Task requirements
Where does the string "from" appear? Copy every line of the entries below that holds it.
◆ ◆ ◆ ◆
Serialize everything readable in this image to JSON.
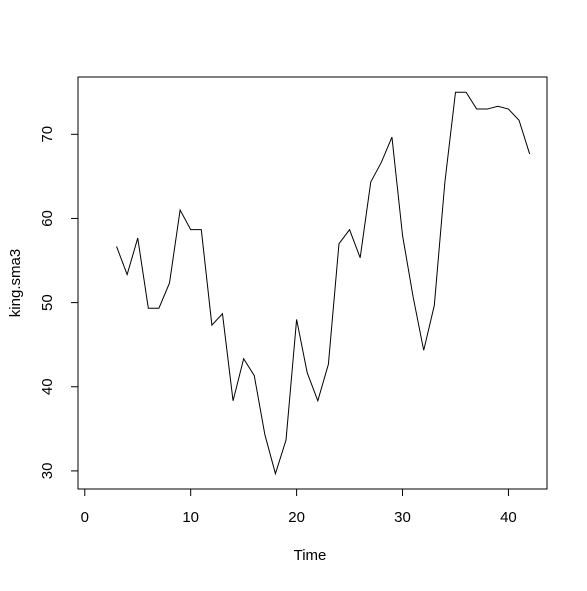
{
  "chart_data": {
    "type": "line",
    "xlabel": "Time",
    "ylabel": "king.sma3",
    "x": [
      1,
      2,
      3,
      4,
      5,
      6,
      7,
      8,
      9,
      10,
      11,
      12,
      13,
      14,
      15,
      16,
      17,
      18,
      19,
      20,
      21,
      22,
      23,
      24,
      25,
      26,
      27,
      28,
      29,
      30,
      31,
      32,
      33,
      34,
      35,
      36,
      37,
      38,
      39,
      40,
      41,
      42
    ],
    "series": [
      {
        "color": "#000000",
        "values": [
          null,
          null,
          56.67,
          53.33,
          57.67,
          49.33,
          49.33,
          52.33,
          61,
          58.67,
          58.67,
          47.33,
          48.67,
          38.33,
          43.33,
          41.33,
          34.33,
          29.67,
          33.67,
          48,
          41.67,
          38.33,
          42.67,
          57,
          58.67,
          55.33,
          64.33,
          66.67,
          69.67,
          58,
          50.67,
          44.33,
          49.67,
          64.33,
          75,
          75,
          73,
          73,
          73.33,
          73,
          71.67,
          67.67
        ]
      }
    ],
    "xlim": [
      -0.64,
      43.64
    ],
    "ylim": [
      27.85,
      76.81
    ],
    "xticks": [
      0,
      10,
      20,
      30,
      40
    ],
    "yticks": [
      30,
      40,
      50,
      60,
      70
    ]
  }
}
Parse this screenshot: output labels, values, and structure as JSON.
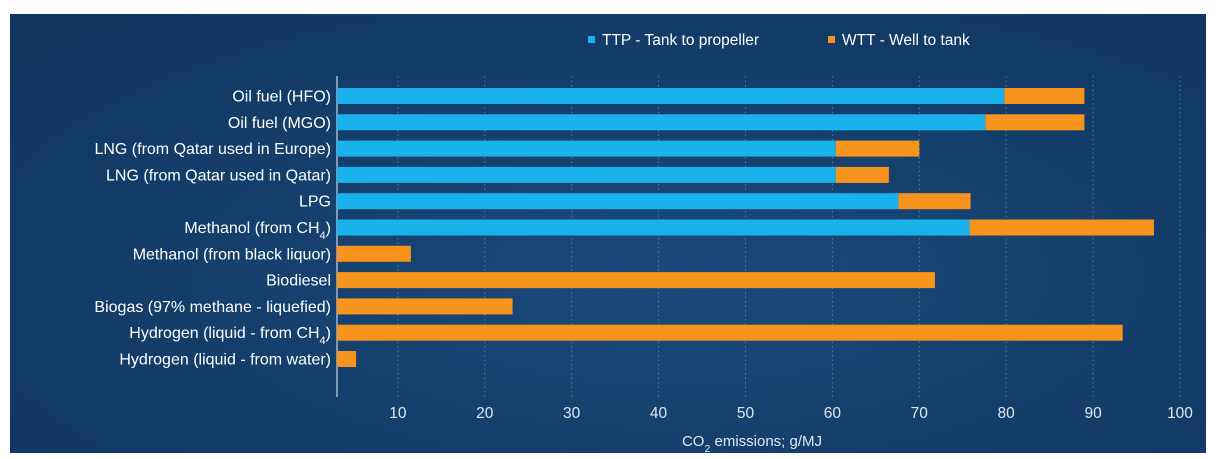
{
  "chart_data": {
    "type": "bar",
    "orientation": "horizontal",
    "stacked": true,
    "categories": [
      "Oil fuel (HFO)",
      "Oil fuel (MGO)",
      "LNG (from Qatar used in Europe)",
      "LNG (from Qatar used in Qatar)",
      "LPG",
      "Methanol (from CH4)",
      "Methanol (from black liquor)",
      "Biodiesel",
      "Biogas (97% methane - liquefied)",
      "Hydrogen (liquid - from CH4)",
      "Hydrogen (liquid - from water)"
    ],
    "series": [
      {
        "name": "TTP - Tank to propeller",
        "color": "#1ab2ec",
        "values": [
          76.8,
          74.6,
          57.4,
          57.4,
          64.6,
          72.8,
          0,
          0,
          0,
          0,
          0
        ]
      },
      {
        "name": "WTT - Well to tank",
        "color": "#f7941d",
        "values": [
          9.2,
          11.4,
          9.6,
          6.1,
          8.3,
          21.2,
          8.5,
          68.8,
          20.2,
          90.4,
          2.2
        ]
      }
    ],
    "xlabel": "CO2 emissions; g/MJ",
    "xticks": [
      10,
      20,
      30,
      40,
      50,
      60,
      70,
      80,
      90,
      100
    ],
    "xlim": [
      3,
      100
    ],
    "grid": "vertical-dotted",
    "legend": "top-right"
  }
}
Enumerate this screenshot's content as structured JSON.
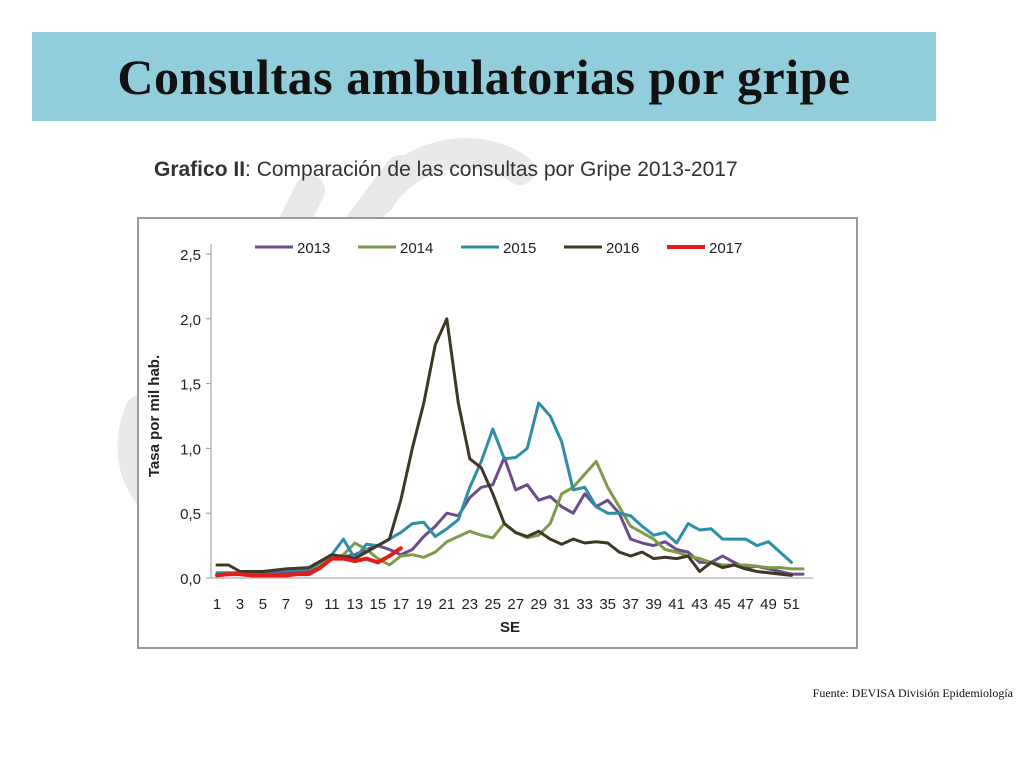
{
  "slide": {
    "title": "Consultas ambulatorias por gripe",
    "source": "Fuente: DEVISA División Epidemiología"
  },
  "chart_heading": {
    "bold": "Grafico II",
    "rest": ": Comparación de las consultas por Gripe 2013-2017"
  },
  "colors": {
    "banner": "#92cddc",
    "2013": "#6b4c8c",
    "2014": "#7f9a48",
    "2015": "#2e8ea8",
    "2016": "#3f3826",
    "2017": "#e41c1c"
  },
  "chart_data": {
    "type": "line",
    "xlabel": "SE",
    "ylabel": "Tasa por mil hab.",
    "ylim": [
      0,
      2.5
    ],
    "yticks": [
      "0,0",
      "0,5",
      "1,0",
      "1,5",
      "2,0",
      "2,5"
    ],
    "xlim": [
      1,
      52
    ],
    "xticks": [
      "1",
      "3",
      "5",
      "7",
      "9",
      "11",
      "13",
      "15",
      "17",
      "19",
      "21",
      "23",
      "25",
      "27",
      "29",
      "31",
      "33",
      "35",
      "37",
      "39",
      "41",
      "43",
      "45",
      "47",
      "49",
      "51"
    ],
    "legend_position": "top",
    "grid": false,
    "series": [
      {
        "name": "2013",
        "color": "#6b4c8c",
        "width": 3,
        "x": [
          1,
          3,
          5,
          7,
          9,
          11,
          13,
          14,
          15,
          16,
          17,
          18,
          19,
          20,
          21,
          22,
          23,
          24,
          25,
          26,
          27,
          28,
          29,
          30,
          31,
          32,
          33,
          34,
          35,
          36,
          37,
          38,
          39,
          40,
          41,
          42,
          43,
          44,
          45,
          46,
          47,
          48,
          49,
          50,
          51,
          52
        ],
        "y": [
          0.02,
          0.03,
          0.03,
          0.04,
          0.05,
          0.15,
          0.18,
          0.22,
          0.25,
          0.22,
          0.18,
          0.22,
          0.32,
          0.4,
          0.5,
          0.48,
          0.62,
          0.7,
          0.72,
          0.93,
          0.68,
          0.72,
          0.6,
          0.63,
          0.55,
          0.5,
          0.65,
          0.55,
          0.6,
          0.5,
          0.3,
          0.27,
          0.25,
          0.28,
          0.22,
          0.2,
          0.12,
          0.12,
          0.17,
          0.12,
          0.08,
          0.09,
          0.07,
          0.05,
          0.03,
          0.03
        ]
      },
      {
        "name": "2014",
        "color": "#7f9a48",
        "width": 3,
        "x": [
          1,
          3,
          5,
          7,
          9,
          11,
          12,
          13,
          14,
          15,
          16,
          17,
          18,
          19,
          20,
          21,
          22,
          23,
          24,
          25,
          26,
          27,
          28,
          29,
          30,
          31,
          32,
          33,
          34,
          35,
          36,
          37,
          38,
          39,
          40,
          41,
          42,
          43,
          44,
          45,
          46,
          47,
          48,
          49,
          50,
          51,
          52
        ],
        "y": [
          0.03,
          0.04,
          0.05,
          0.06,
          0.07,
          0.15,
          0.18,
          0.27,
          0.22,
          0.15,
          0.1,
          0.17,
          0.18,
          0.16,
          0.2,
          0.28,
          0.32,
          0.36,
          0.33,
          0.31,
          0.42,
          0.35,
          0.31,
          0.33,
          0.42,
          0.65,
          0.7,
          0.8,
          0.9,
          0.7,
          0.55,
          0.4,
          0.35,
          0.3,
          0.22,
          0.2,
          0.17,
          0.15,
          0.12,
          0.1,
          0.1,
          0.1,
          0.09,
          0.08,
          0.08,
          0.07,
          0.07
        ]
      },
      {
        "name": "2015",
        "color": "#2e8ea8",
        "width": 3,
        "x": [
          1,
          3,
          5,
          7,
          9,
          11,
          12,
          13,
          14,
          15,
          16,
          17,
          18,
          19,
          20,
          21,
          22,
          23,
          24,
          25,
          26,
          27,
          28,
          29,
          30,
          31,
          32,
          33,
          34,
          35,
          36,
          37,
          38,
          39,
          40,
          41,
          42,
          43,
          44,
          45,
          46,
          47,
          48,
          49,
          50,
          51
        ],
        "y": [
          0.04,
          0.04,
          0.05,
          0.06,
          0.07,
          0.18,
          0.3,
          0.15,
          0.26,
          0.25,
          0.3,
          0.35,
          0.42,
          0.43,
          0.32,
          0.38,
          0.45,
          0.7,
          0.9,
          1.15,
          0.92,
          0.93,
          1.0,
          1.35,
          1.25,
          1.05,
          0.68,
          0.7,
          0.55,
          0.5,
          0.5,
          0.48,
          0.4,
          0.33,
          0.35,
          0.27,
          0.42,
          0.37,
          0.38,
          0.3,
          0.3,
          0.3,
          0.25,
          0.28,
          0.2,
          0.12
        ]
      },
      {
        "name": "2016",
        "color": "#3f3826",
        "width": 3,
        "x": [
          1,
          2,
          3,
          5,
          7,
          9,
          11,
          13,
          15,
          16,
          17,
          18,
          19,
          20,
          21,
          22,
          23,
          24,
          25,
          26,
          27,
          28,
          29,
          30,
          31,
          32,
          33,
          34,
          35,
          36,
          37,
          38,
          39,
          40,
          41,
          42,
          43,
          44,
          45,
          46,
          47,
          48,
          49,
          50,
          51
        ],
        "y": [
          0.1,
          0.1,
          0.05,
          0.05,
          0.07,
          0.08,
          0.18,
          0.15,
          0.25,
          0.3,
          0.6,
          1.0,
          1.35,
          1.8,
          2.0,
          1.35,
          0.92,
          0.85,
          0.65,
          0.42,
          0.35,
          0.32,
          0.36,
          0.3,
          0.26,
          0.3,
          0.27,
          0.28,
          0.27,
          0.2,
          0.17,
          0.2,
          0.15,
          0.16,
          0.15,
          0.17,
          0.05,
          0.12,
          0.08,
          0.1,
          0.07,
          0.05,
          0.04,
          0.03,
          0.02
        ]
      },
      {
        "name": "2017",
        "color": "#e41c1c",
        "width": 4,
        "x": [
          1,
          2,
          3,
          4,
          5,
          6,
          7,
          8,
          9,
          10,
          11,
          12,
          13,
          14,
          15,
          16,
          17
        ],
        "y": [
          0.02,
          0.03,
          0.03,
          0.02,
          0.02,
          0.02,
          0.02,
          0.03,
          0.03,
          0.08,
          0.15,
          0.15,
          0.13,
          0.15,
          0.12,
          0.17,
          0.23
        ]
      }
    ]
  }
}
◆ ◆ ◆ ◆
Right answer
      "LNG (from Qatar used in Europe)",
      "LNG (from Qatar used in Qatar)",
      "Methanol (from CH4)",
      "Methanol (from black liquor)",
      "Hydrogen (liquid - from CH4)",
      "Hydrogen (liquid - from water)"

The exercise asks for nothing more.